(Entries from a dataset)
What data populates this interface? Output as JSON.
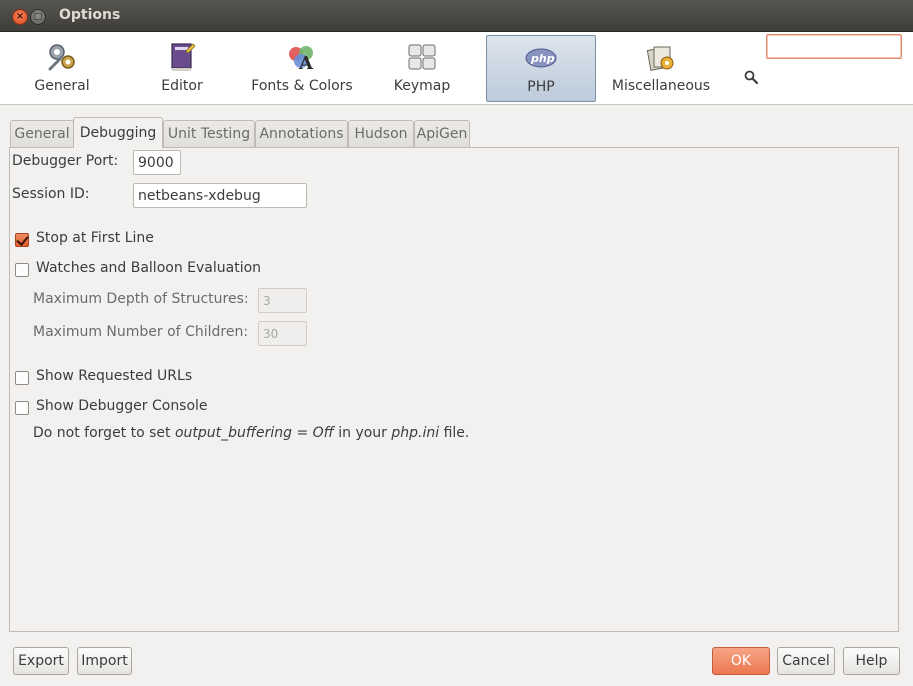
{
  "window": {
    "title": "Options"
  },
  "categories": [
    {
      "label": "General",
      "icon": "wrench-gears-icon"
    },
    {
      "label": "Editor",
      "icon": "editor-book-icon"
    },
    {
      "label": "Fonts & Colors",
      "icon": "fonts-colors-icon"
    },
    {
      "label": "Keymap",
      "icon": "keymap-keys-icon"
    },
    {
      "label": "PHP",
      "icon": "php-icon",
      "selected": true
    },
    {
      "label": "Miscellaneous",
      "icon": "miscellaneous-icon"
    }
  ],
  "search": {
    "value": "",
    "placeholder": ""
  },
  "tabs": [
    {
      "label": "General"
    },
    {
      "label": "Debugging",
      "active": true
    },
    {
      "label": "Unit Testing"
    },
    {
      "label": "Annotations"
    },
    {
      "label": "Hudson"
    },
    {
      "label": "ApiGen"
    }
  ],
  "debugging": {
    "debugger_port_label": "Debugger Port:",
    "debugger_port_value": "9000",
    "session_id_label": "Session ID:",
    "session_id_value": "netbeans-xdebug",
    "stop_first_line": {
      "label": "Stop at First Line",
      "checked": true
    },
    "watches": {
      "label": "Watches and Balloon Evaluation",
      "checked": false
    },
    "max_depth_label": "Maximum Depth of Structures:",
    "max_depth_value": "3",
    "max_children_label": "Maximum Number of Children:",
    "max_children_value": "30",
    "show_urls": {
      "label": "Show Requested URLs",
      "checked": false
    },
    "show_console": {
      "label": "Show Debugger Console",
      "checked": false
    },
    "note": {
      "part1": "Do not forget to set ",
      "code1": "output_buffering = Off",
      "part2": " in your ",
      "code2": "php.ini",
      "part3": " file."
    }
  },
  "buttons": {
    "export": "Export",
    "import": "Import",
    "ok": "OK",
    "cancel": "Cancel",
    "help": "Help"
  },
  "colors": {
    "accent": "#ec7850",
    "selected_category": "#c9d5e2"
  }
}
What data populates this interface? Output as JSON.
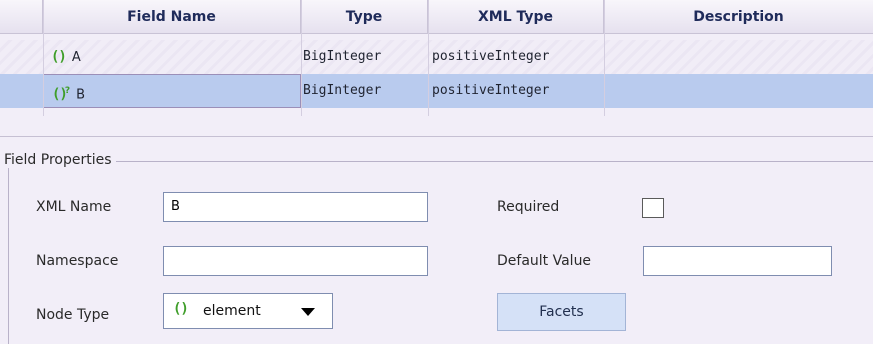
{
  "grid": {
    "columns": [
      "Field Name",
      "Type",
      "XML Type",
      "Description"
    ],
    "rows": [
      {
        "name": "A",
        "name_icon": "braces-icon",
        "type": "BigInteger",
        "xml_type": "positiveInteger",
        "description": "",
        "selected": false
      },
      {
        "name": "B",
        "name_icon": "braces-optional-icon",
        "name_icon_sup": "?",
        "type": "BigInteger",
        "xml_type": "positiveInteger",
        "description": "",
        "selected": true
      }
    ]
  },
  "field_properties": {
    "legend": "Field Properties",
    "xml_name_label": "XML Name",
    "xml_name_value": "B",
    "namespace_label": "Namespace",
    "namespace_value": "",
    "node_type_label": "Node Type",
    "node_type_value": "element",
    "required_label": "Required",
    "required_checked": false,
    "default_value_label": "Default Value",
    "default_value_value": "",
    "facets_label": "Facets"
  },
  "icons": {
    "braces": "()",
    "accent_green": "#3f9e2a",
    "selection_blue": "#b9cbee"
  }
}
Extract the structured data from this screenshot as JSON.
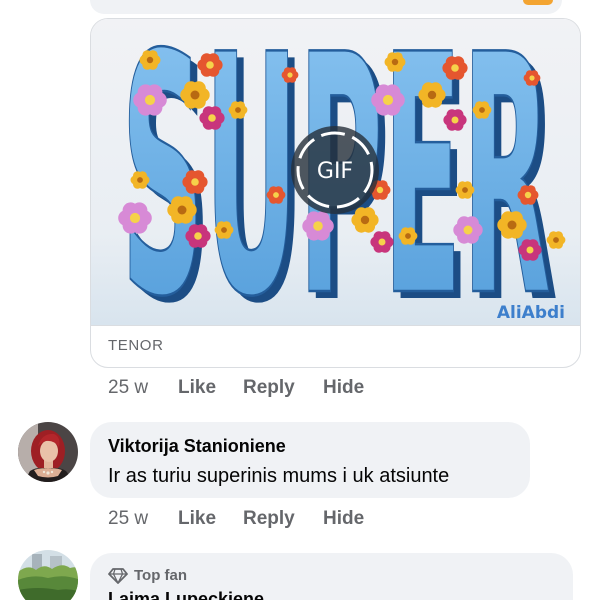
{
  "gif_comment": {
    "gif": {
      "image_text": "SUPER",
      "play_badge": "GIF",
      "watermark": "AliAbdi",
      "provider": "TENOR"
    },
    "actions": {
      "time": "25 w",
      "like": "Like",
      "reply": "Reply",
      "hide": "Hide"
    }
  },
  "comment_2": {
    "author": "Viktorija Stanioniene",
    "text": "Ir as turiu superinis mums i uk atsiunte",
    "actions": {
      "time": "25 w",
      "like": "Like",
      "reply": "Reply",
      "hide": "Hide"
    }
  },
  "comment_3": {
    "badge": "Top fan",
    "badge_icon": "diamond-icon",
    "author": "Laima Lupeckiene"
  },
  "colors": {
    "bubble_background": "#f0f2f5",
    "secondary_text": "#65676b",
    "primary_text": "#050505",
    "card_border": "#dadde1"
  }
}
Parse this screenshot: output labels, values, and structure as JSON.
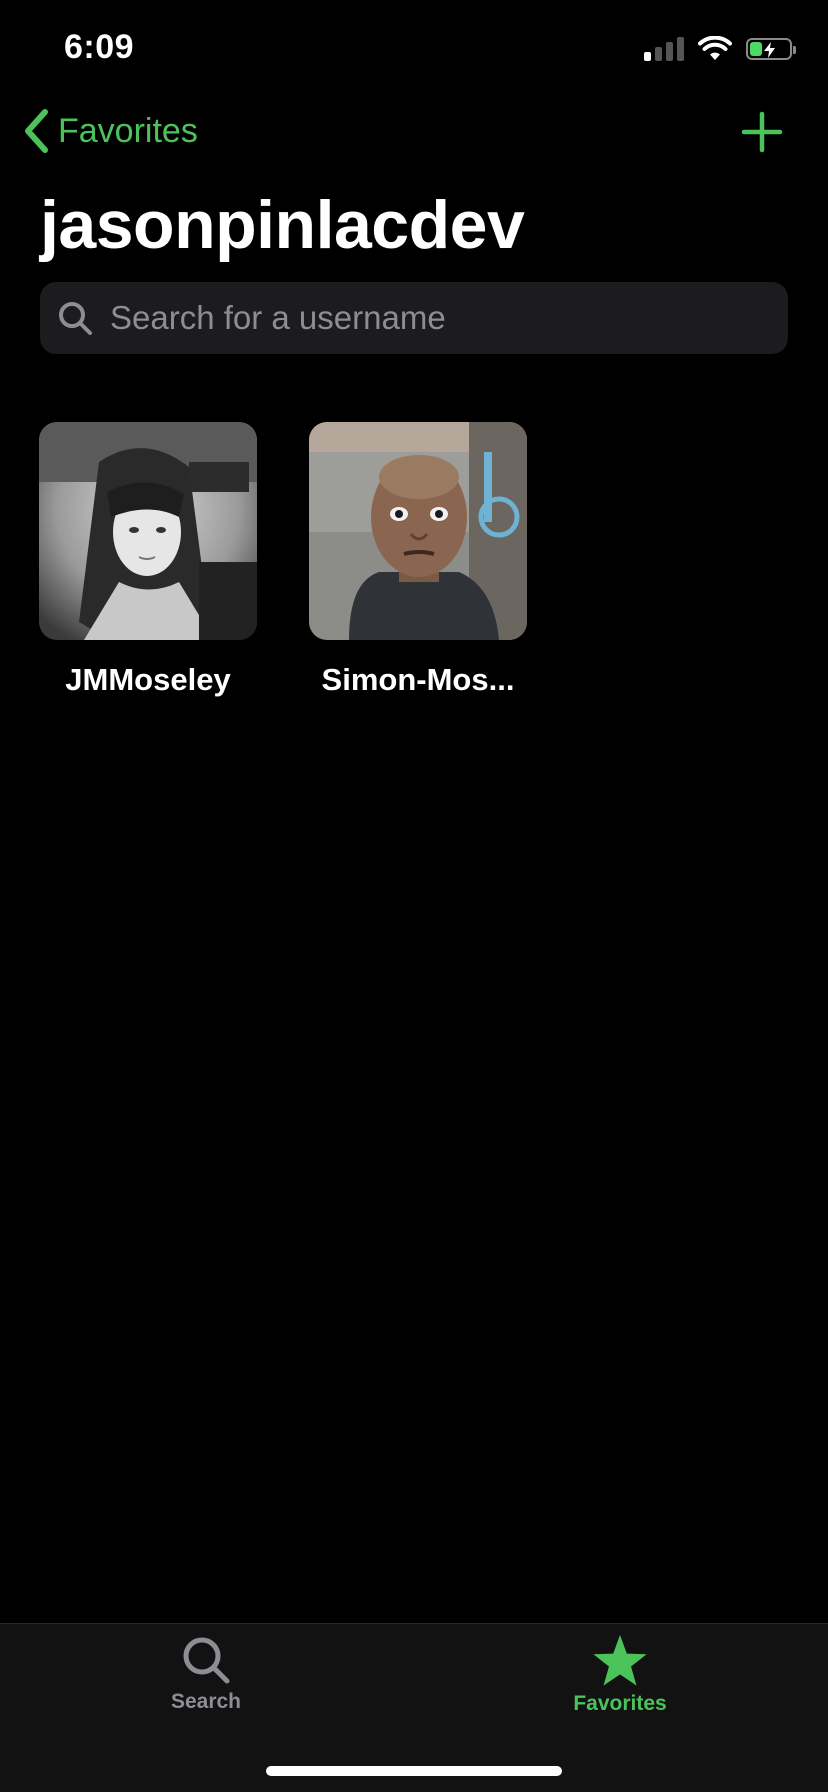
{
  "status_bar": {
    "time": "6:09"
  },
  "nav": {
    "back_label": "Favorites",
    "title": "jasonpinlacdev"
  },
  "search": {
    "placeholder": "Search for a username"
  },
  "favorites": [
    {
      "username": "JMMoseley"
    },
    {
      "username": "Simon-Mos..."
    }
  ],
  "tab_bar": {
    "tabs": [
      {
        "label": "Search",
        "icon": "magnifying-glass-icon",
        "selected": false
      },
      {
        "label": "Favorites",
        "icon": "star-icon",
        "selected": true
      }
    ]
  },
  "colors": {
    "accent": "#4cc35a",
    "background": "#000000",
    "search_field": "#1c1c1e",
    "inactive": "#8d8d93"
  }
}
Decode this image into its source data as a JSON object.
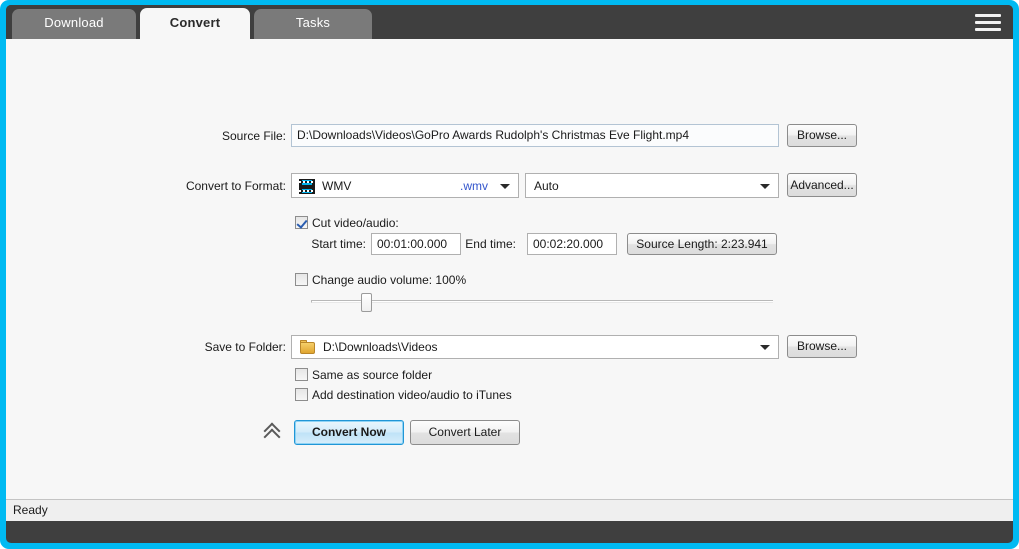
{
  "window": {
    "frame_color": "#00baf2",
    "titlebar_color": "#3f3f3f"
  },
  "tabs": [
    {
      "label": "Download",
      "active": false
    },
    {
      "label": "Convert",
      "active": true
    },
    {
      "label": "Tasks",
      "active": false
    }
  ],
  "menu": {
    "icon": "hamburger-icon"
  },
  "form": {
    "source_file": {
      "label": "Source File:",
      "value": "D:\\Downloads\\Videos\\GoPro Awards  Rudolph's Christmas Eve Flight.mp4",
      "browse_label": "Browse..."
    },
    "format": {
      "label": "Convert to Format:",
      "icon": "film-strip-icon",
      "value": "WMV",
      "extension": ".wmv",
      "extension_color": "#3355cc",
      "profile_value": "Auto",
      "advanced_label": "Advanced..."
    },
    "cut": {
      "label": "Cut video/audio:",
      "checked": true,
      "start_label": "Start time:",
      "start_value": "00:01:00.000",
      "end_label": "End time:",
      "end_value": "00:02:20.000",
      "source_length_label": "Source Length: 2:23.941"
    },
    "volume": {
      "label": "Change audio volume: 100%",
      "checked": false,
      "percent": 100,
      "slider_position_pct": 11
    },
    "save_folder": {
      "label": "Save to Folder:",
      "icon": "folder-icon",
      "value": "D:\\Downloads\\Videos",
      "browse_label": "Browse..."
    },
    "same_as_source": {
      "label": "Same as source folder",
      "checked": false
    },
    "add_to_itunes": {
      "label": "Add destination video/audio to iTunes",
      "checked": false
    },
    "actions": {
      "collapse_icon": "double-chevron-up-icon",
      "convert_now_label": "Convert Now",
      "convert_later_label": "Convert Later"
    }
  },
  "statusbar": {
    "text": "Ready"
  }
}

Aim:
Only the count is wanted: report how many lines of the material above hold the word "volume".

Solution below:
2